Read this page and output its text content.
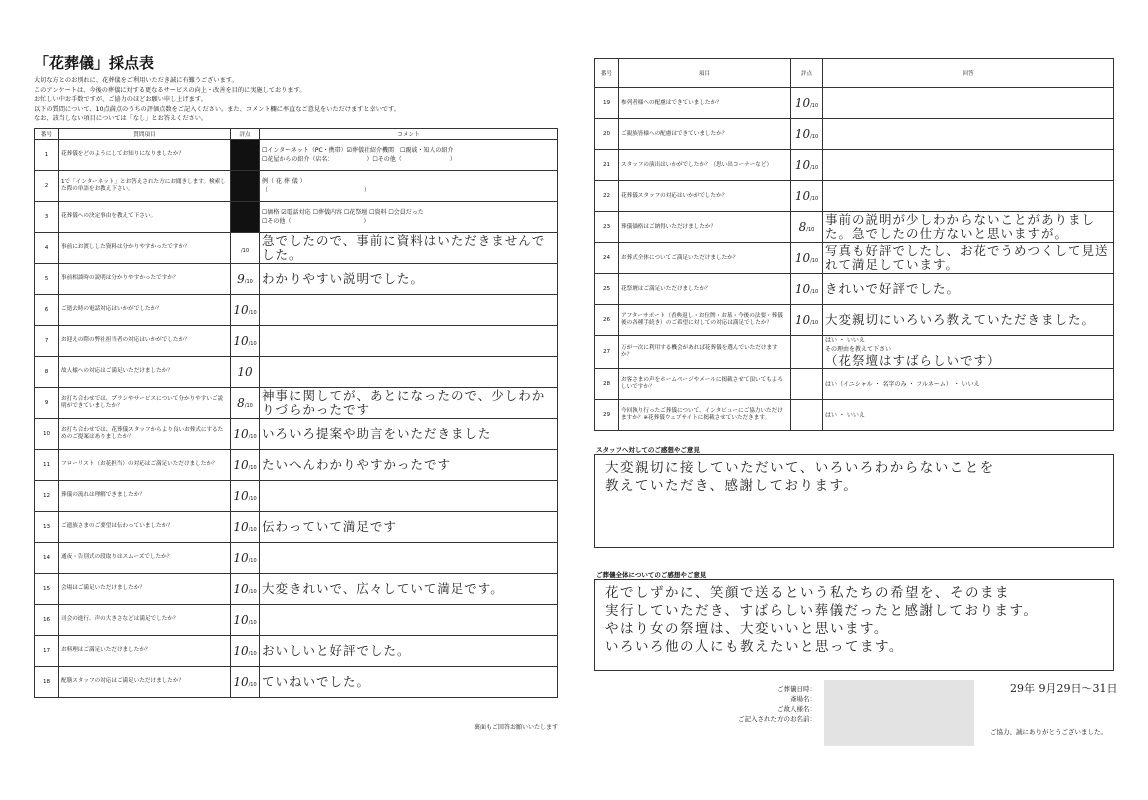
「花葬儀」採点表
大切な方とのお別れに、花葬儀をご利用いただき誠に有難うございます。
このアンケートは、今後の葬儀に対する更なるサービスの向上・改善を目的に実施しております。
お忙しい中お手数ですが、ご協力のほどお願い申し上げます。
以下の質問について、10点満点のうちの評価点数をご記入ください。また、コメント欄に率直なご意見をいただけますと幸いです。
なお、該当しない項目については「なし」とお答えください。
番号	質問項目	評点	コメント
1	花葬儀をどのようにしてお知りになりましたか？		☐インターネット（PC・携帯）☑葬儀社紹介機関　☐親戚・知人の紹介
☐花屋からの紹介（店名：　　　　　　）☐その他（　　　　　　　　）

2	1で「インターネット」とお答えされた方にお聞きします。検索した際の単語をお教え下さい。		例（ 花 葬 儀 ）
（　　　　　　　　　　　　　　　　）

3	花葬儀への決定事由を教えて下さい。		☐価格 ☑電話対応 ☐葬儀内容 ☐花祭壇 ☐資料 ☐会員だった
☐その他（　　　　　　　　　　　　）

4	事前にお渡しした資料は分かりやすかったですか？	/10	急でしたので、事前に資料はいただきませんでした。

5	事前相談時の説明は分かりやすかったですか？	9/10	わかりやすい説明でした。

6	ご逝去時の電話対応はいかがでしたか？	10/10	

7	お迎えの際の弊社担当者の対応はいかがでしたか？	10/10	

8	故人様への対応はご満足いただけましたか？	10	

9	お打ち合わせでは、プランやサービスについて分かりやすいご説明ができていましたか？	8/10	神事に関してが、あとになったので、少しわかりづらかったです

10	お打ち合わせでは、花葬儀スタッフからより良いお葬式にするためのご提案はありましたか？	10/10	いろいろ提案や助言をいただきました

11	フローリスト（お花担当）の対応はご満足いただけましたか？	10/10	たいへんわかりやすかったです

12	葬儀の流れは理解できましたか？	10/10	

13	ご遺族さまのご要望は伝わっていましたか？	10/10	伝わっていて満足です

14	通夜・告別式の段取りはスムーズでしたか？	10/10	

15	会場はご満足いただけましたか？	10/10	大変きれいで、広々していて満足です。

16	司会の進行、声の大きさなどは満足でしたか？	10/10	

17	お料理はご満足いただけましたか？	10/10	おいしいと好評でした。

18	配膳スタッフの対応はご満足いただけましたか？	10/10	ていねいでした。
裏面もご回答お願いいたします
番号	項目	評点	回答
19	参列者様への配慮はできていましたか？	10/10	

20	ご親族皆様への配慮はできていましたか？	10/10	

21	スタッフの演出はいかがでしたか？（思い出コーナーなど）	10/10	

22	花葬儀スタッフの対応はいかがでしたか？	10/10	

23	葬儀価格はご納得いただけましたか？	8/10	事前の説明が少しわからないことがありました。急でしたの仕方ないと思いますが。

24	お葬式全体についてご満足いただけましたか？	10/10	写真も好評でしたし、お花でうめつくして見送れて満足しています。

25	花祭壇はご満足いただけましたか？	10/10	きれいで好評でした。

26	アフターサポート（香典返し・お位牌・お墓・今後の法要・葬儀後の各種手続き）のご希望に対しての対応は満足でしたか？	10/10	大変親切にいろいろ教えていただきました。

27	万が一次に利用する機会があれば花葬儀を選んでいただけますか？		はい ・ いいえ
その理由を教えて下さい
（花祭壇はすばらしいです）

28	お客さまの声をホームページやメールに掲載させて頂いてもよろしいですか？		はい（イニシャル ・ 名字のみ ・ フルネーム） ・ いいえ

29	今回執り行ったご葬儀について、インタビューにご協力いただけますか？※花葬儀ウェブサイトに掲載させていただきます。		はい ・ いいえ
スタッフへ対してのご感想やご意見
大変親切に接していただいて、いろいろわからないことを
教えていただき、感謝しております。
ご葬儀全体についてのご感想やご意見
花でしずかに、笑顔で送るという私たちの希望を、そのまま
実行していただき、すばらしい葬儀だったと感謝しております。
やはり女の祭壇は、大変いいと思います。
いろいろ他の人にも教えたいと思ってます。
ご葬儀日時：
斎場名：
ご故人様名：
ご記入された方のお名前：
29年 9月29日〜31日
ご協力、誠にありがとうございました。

........

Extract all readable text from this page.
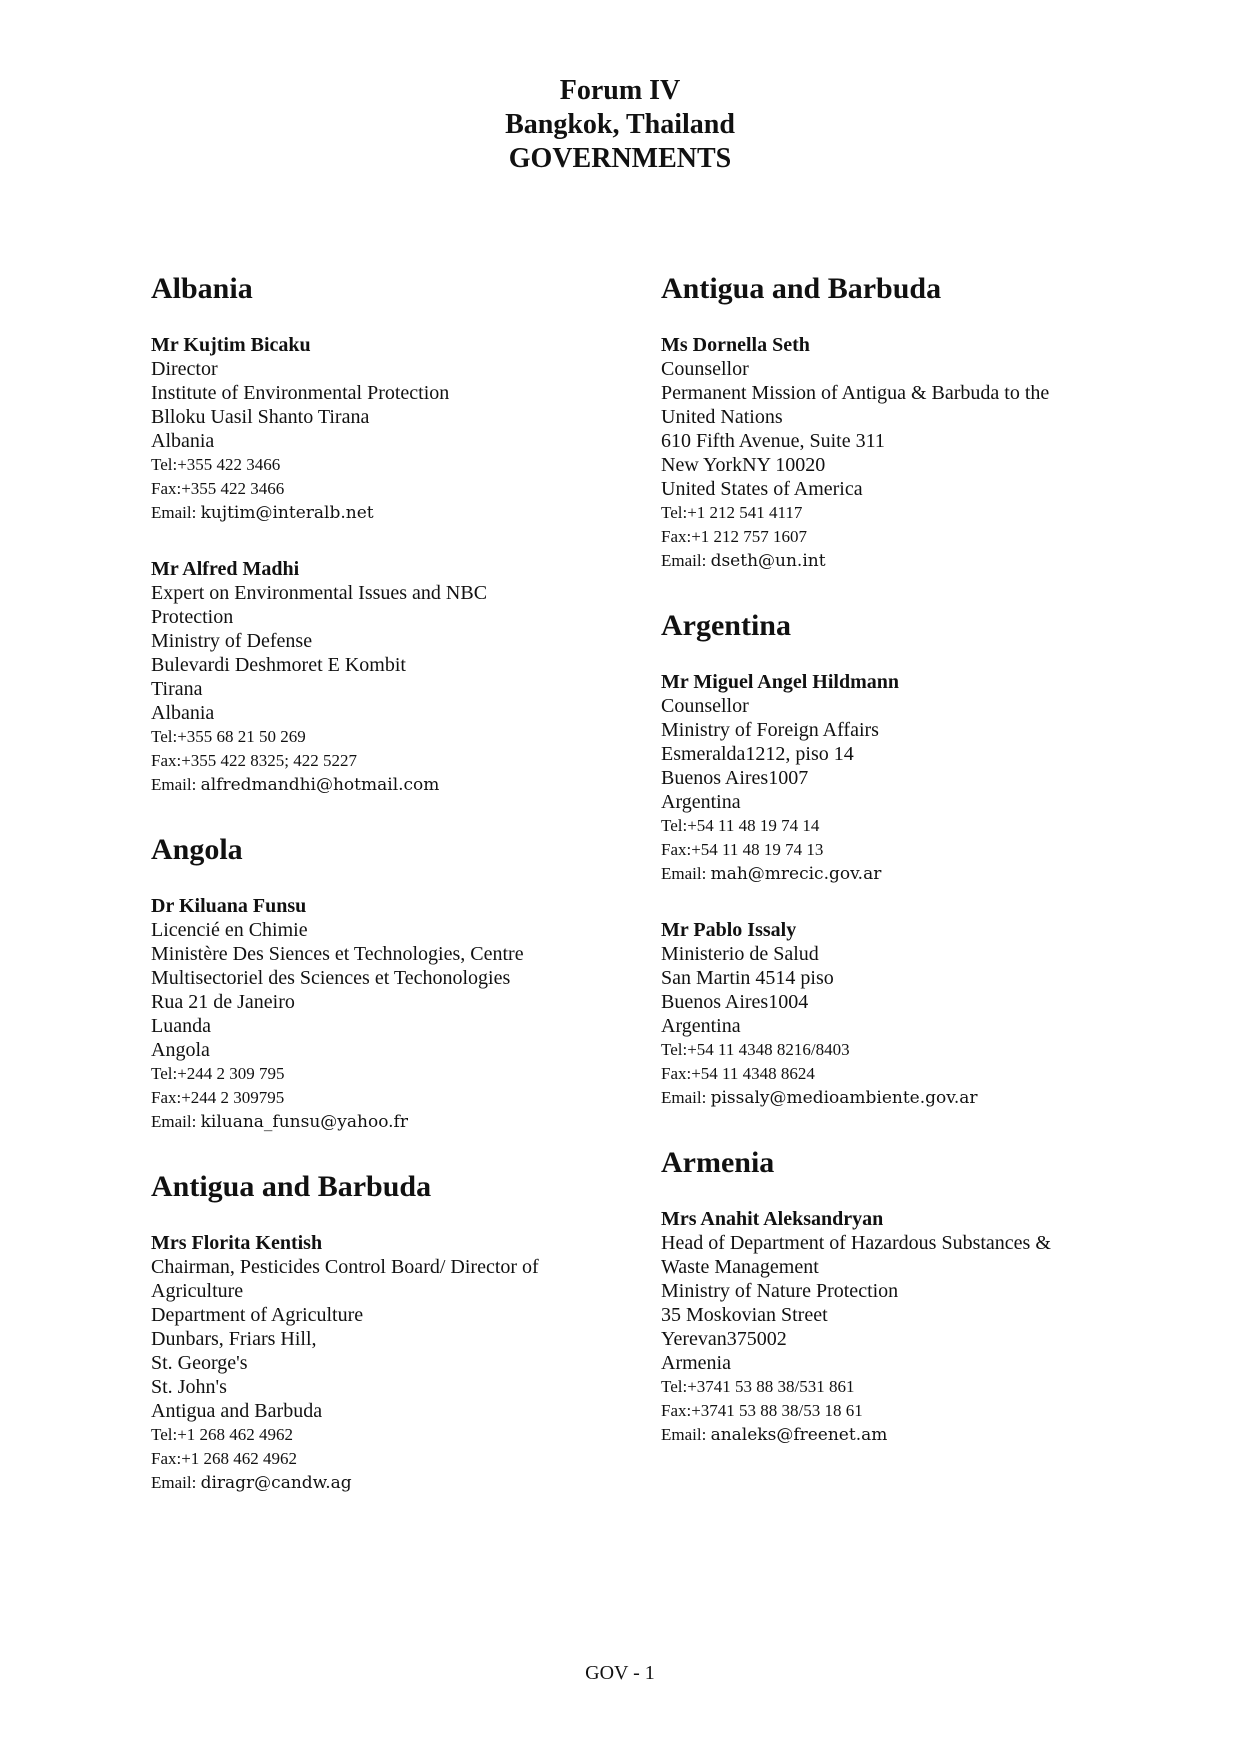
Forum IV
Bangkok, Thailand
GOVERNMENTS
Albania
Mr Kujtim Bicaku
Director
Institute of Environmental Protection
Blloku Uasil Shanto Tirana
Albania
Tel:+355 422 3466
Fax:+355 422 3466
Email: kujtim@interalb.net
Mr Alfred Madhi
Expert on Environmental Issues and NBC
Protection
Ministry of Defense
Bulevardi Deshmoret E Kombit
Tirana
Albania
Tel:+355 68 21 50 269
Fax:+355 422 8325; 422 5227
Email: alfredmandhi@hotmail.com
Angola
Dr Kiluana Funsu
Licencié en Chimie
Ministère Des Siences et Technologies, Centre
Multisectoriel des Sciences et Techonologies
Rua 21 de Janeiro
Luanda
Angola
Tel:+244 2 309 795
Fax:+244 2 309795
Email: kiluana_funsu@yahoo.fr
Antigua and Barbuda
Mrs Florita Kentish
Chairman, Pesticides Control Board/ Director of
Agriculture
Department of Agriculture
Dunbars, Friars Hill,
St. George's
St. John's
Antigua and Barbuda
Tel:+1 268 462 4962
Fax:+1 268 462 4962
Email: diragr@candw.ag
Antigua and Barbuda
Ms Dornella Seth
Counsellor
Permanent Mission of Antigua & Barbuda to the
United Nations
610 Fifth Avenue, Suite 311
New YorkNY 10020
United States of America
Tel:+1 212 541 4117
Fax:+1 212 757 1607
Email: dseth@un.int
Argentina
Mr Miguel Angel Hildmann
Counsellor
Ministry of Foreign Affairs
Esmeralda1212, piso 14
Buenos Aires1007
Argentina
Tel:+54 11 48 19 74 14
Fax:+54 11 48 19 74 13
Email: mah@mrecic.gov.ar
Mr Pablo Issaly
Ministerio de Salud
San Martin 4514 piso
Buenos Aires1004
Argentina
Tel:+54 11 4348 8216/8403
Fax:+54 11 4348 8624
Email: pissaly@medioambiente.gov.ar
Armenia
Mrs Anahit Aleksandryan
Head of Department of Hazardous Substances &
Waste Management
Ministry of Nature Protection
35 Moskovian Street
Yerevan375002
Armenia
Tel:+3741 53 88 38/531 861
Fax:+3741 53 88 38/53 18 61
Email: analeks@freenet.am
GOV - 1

........

Task objective: Search the lines above for the string "インターネット", then show every one that has it.

Output below:
1	花葬儀をどのようにしてお知りになりましたか？		☐インターネット（PC・携帯）☑葬儀社紹介機関　☐親戚・知人の紹介
2	1で「インターネット」とお答えされた方にお聞きします。検索した際の単語をお教え下さい。		例（ 花 葬 儀 ）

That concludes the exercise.